- [Given instruction]: Each entry has to be copied exactly, with nothing missed.

- [Supplied data]:
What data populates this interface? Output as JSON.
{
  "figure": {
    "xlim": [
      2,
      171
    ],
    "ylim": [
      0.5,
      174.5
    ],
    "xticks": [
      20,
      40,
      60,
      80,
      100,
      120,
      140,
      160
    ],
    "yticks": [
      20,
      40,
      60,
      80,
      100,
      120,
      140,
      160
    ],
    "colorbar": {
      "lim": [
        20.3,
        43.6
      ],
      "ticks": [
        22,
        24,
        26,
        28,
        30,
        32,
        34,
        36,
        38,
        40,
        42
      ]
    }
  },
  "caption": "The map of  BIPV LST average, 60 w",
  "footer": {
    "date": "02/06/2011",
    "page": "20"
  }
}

- [Complete output]:
What data populates this interface? Output as JSON.
{
  "figure": {
    "xlim": [
      2,
      171
    ],
    "ylim": [
      0.5,
      174.5
    ],
    "xticks": [
      20,
      40,
      60,
      80,
      100,
      120,
      140,
      160
    ],
    "yticks": [
      20,
      40,
      60,
      80,
      100,
      120,
      140,
      160
    ],
    "colorbar": {
      "lim": [
        20.3,
        43.6
      ],
      "ticks": [
        22,
        24,
        26,
        28,
        30,
        32,
        34,
        36,
        38,
        40,
        42
      ]
    }
  },
  "caption": "The map of  BIPV LST average, 60 w",
  "footer": {
    "date": "02/06/2011",
    "page": "20"
  }
}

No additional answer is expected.